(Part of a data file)
+--
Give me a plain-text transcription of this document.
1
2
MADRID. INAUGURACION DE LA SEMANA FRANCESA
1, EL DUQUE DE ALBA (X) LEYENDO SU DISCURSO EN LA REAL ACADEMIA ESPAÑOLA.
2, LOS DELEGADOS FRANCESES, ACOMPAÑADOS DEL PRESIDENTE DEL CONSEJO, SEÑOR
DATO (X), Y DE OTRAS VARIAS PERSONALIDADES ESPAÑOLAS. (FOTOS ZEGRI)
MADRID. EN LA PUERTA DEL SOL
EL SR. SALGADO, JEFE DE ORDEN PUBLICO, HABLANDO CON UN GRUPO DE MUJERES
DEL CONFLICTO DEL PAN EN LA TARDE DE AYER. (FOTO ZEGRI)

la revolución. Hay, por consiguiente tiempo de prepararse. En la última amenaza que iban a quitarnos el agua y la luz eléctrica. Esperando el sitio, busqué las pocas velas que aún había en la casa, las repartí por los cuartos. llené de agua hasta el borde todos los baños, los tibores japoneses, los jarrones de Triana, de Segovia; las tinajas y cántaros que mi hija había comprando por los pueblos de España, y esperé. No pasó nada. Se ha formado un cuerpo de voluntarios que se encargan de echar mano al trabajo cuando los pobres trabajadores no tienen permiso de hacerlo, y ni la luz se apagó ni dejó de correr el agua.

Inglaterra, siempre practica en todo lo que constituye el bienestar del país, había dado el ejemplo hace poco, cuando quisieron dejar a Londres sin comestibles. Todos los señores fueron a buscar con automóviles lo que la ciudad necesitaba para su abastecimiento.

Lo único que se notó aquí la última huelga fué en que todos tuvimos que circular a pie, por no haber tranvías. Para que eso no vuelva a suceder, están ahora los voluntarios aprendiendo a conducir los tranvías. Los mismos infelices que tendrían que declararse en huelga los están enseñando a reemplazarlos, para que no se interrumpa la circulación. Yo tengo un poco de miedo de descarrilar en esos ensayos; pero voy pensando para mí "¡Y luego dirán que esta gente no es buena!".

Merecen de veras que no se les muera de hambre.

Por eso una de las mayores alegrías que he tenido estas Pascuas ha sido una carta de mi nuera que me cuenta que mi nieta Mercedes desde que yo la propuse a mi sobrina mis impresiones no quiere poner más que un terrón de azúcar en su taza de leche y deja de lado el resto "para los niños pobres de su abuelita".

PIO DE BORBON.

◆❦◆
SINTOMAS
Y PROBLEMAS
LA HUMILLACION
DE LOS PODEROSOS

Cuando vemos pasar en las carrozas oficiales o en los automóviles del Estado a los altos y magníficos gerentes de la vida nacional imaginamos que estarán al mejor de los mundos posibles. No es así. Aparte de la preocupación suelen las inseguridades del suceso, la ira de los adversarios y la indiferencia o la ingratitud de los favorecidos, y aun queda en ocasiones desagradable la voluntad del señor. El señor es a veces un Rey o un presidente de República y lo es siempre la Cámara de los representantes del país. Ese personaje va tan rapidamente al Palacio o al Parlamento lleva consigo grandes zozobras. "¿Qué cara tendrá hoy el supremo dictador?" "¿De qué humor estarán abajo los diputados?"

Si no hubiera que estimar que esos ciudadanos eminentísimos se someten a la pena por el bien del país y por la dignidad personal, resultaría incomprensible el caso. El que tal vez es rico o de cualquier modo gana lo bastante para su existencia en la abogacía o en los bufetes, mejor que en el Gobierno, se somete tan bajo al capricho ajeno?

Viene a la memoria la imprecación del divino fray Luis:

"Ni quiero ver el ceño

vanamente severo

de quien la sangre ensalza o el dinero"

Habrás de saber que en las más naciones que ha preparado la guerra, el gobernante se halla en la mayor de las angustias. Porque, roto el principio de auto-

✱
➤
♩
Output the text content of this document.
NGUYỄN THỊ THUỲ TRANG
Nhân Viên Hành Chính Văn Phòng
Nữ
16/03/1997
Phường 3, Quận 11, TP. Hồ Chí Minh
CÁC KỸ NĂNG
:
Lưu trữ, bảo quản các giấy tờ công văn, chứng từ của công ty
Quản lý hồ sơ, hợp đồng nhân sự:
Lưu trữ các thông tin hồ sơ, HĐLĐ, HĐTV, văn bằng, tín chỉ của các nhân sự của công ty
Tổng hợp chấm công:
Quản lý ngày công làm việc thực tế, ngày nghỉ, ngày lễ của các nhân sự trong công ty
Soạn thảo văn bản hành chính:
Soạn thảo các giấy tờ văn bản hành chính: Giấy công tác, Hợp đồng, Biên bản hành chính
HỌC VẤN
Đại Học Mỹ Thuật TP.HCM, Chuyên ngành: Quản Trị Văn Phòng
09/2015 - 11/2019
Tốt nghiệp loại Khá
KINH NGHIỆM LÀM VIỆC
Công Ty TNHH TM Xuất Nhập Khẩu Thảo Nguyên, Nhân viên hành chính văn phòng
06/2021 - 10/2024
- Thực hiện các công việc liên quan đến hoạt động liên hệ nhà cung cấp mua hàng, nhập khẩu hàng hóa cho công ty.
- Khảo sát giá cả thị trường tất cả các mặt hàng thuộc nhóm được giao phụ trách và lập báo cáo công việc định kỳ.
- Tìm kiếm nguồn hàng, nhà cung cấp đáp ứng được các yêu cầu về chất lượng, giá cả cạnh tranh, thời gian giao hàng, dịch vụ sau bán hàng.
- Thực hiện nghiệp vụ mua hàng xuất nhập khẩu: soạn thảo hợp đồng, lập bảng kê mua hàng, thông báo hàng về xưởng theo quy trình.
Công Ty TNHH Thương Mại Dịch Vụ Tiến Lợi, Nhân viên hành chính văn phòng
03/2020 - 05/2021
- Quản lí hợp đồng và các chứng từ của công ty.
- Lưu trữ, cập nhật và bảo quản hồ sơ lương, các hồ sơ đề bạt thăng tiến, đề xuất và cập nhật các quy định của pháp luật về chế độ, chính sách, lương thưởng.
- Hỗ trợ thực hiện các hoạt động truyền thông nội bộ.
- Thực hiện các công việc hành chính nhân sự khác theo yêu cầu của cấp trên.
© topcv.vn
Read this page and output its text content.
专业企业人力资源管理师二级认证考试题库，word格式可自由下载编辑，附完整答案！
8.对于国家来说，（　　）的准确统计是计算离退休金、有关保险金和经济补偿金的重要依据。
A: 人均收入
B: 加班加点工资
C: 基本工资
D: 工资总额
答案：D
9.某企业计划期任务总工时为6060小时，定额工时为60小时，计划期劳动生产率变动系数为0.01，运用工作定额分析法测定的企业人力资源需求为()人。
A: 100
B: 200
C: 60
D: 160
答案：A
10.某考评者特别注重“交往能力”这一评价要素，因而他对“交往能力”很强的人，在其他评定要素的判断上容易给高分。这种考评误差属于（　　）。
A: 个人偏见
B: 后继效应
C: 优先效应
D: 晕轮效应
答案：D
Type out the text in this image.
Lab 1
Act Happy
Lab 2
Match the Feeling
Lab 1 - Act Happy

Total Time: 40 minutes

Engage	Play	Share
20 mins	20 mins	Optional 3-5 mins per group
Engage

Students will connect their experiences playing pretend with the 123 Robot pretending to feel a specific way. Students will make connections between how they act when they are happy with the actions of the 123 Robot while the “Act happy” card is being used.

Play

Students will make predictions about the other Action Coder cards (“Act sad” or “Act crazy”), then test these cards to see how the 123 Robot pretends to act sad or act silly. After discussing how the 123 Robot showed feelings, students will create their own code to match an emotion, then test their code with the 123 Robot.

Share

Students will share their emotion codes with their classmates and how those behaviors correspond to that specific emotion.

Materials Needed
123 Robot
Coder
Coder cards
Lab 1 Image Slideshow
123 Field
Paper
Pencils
+--
WHAT TO PRODUCE
Copy out each line of the listing that holds "this".

TASK OUTPUT
Give me a plain-text transcription of this document.
Output the text content of this document.
Read this page and output its text content.
Type out the text in this image.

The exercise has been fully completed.